| What is expected |
Pull every "value" line out of the data below.
____ Materials provided
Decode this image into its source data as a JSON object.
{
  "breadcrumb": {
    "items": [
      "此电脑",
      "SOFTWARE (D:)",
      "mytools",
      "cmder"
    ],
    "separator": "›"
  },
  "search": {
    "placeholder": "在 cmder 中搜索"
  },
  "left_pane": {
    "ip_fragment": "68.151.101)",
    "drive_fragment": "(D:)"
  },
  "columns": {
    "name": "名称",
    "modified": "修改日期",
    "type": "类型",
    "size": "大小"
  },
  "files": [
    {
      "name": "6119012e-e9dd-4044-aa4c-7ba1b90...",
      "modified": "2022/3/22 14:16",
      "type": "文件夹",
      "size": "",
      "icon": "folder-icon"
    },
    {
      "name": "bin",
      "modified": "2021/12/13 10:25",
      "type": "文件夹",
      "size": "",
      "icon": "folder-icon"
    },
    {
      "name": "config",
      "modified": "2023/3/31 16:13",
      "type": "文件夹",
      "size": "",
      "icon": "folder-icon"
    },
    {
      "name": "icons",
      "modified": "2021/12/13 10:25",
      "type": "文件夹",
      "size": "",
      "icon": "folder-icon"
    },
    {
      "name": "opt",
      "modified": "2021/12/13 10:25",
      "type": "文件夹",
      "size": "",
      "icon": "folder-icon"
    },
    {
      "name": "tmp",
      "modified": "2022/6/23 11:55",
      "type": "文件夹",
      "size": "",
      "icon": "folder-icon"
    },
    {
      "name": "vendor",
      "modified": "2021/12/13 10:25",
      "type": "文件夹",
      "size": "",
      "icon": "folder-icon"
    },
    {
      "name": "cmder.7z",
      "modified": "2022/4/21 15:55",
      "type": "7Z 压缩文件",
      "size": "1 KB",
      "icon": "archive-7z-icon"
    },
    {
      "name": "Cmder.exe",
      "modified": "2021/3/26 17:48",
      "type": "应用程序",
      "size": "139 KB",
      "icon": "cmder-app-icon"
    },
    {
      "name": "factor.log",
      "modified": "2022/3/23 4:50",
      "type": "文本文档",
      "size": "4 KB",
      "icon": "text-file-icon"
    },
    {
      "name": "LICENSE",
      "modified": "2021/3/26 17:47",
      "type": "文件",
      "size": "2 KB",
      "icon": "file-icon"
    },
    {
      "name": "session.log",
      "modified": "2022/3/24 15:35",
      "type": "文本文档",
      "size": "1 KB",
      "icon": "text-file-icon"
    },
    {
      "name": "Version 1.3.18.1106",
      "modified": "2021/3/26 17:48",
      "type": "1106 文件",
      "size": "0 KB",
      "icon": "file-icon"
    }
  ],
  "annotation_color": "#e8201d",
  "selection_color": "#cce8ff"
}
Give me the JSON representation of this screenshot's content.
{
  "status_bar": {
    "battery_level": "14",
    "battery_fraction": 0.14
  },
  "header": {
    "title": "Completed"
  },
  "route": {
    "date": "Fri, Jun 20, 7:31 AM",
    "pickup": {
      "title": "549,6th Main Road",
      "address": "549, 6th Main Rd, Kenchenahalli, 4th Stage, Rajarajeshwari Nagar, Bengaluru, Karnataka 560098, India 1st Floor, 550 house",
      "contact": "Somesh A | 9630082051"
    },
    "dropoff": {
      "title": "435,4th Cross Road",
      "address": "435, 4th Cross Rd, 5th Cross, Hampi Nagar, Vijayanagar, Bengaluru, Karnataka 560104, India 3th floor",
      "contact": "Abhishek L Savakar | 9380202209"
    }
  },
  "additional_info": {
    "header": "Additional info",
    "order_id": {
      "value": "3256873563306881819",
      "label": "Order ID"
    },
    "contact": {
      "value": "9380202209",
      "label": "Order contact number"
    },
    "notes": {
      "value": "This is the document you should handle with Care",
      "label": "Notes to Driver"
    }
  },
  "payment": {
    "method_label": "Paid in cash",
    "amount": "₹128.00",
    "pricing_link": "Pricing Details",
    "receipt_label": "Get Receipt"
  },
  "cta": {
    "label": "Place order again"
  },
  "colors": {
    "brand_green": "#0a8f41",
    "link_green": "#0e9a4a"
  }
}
________
| Final result |
      "value": "3256873563306881819",
      "value": "9380202209",
      "value": "This is the document you should handle with Care",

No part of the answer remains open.